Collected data
((

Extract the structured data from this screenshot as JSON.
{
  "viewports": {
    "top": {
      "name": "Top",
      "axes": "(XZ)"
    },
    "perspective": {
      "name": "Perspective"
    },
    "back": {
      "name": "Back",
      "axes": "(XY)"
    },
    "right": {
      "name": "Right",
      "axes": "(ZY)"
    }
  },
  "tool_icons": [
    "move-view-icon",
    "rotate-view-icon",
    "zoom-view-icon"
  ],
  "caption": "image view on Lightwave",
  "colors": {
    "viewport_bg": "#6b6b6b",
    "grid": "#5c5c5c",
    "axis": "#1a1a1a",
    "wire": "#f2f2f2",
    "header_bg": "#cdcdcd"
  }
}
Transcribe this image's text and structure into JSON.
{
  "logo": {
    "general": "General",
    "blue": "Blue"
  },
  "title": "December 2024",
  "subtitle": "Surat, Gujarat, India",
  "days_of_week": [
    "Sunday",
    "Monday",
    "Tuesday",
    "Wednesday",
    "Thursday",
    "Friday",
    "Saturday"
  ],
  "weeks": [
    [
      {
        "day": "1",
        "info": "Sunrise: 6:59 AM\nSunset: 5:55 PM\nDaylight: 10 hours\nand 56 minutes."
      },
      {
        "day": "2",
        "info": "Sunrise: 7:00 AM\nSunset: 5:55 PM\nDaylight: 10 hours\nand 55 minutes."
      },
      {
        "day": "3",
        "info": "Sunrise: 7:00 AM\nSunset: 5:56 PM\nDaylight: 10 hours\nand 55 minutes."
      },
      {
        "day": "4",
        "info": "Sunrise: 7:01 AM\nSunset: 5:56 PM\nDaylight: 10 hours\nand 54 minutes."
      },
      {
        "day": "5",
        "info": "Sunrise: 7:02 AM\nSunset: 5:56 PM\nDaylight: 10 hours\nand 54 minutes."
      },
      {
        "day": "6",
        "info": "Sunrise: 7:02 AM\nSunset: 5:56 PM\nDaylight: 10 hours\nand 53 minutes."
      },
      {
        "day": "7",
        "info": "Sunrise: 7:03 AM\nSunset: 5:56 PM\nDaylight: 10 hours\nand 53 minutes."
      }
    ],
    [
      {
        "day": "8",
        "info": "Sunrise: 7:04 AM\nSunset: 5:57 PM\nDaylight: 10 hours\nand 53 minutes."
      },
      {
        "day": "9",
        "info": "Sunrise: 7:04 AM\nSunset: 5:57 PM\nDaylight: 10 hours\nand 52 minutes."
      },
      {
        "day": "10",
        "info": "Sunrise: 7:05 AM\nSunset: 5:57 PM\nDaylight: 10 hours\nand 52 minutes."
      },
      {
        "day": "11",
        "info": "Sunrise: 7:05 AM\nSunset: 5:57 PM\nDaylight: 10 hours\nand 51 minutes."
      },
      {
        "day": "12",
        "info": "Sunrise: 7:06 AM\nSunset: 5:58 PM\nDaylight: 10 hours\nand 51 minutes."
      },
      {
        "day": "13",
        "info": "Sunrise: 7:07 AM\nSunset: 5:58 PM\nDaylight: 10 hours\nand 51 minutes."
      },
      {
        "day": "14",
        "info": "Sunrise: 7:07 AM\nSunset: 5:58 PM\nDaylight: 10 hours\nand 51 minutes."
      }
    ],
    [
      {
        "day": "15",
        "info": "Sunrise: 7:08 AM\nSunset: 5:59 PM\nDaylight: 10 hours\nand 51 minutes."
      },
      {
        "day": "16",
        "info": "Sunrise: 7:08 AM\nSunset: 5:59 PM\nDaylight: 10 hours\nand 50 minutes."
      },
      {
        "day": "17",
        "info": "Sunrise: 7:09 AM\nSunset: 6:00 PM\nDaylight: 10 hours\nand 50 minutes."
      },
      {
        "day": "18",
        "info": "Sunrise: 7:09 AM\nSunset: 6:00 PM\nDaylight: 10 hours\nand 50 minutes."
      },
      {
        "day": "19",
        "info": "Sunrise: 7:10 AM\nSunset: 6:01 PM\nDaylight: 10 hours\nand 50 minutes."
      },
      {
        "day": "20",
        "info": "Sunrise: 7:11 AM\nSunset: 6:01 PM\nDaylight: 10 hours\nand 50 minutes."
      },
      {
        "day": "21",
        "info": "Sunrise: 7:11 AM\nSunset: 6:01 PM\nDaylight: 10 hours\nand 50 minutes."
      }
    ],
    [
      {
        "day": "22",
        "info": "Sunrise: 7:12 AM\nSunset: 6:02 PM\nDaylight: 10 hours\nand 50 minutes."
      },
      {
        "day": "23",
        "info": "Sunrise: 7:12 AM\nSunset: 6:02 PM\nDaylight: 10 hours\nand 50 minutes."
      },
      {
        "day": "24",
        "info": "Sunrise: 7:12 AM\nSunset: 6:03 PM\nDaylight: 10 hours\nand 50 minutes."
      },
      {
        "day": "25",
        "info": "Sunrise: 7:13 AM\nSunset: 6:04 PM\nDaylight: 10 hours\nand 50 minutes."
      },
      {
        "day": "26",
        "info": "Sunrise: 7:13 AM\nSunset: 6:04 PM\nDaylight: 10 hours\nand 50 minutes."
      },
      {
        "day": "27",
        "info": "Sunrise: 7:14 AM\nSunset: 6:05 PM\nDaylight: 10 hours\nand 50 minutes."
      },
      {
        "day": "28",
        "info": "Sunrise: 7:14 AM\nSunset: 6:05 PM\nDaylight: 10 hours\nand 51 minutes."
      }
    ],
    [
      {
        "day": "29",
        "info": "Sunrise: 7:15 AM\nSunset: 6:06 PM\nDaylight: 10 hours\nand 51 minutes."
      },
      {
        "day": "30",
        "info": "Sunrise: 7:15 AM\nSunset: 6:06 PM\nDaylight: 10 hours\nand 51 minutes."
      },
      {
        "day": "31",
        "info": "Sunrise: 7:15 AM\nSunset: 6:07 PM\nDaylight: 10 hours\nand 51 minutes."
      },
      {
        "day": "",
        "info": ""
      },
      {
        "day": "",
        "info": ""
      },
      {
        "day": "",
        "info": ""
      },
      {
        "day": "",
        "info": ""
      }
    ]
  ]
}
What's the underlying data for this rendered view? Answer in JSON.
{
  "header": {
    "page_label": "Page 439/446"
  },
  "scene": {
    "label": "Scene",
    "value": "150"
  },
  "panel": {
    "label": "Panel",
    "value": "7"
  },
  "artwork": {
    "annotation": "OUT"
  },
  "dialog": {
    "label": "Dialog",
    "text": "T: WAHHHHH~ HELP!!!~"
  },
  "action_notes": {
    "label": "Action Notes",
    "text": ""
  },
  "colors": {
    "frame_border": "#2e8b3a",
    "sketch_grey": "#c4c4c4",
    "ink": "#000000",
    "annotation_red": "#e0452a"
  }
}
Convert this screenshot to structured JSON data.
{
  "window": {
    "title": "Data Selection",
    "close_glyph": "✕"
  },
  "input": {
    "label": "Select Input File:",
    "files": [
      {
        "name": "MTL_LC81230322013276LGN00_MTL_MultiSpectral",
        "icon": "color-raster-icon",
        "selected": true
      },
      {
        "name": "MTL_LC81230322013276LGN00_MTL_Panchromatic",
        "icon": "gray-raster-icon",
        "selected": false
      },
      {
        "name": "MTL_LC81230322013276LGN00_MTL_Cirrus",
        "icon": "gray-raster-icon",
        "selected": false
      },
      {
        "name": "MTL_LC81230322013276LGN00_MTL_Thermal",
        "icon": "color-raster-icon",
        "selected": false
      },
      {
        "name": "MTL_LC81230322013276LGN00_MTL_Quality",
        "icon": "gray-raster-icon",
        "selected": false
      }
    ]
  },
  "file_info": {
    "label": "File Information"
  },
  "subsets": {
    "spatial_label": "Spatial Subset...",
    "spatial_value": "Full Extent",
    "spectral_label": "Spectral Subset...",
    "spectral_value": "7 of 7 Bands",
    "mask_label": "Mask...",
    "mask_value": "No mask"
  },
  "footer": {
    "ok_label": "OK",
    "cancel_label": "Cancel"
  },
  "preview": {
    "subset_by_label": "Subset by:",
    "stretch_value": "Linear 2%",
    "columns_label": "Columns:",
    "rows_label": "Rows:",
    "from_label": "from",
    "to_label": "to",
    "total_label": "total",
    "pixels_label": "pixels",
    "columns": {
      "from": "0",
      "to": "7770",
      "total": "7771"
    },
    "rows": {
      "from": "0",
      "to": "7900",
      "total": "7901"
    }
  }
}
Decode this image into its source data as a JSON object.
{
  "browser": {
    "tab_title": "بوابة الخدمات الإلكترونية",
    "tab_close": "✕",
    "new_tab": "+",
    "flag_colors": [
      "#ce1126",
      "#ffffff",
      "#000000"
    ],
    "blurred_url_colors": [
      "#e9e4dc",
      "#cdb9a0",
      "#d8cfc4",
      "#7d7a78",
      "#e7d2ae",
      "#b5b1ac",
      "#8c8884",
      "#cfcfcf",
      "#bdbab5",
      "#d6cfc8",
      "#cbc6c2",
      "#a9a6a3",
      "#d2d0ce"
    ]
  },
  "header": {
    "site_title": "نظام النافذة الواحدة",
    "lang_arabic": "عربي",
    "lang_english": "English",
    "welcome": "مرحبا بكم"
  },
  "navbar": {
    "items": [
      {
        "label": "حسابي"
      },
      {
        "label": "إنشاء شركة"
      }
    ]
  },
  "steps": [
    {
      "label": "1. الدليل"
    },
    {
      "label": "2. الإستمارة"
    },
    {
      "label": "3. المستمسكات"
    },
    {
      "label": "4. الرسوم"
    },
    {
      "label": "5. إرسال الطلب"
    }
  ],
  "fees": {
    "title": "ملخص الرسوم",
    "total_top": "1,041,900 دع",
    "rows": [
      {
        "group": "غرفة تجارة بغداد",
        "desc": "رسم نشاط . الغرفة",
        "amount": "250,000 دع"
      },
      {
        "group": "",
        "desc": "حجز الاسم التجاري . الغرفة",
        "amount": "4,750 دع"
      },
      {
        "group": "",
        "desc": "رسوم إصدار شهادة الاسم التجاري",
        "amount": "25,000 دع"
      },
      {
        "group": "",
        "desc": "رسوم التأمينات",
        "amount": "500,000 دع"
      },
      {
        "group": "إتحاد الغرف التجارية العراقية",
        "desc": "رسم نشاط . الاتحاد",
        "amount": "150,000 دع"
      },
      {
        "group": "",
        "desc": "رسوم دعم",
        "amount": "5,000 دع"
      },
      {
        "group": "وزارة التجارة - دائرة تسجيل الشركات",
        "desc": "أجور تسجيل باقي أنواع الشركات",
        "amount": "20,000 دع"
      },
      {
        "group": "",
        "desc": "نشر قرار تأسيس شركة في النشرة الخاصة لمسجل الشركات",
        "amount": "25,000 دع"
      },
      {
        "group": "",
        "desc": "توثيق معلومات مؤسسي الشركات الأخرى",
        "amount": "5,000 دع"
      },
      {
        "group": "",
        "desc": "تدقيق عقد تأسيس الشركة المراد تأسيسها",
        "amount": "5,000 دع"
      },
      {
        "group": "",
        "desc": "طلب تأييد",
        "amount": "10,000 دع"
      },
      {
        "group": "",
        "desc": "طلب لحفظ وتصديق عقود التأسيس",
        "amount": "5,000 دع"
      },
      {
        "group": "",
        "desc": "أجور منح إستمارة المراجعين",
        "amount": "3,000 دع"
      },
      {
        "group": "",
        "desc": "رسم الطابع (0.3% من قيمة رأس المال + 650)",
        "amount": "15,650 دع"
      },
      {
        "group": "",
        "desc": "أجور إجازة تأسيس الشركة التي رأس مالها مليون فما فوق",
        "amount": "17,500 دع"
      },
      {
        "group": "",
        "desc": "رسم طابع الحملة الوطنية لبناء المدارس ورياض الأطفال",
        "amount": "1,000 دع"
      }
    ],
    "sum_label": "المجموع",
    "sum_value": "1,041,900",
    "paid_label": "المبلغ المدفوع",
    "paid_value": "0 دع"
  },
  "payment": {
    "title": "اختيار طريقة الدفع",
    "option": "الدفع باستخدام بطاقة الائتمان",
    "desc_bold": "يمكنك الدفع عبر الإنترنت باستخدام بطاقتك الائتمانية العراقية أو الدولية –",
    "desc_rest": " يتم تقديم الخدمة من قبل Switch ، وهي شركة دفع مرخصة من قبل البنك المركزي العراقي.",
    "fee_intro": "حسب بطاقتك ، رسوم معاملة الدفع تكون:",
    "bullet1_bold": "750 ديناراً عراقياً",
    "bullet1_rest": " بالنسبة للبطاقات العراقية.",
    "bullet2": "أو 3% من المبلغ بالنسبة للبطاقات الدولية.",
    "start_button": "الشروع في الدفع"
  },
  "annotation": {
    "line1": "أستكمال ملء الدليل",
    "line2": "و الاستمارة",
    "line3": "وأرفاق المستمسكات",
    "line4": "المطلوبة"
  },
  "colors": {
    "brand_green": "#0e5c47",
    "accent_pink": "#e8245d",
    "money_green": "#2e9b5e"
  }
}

))

Task:
Pick out all the lines with the word "into" in them and copy them.

Result below:
Transcribe this image's text and structure into JSON.
Decode this image into its source data as a JSON object.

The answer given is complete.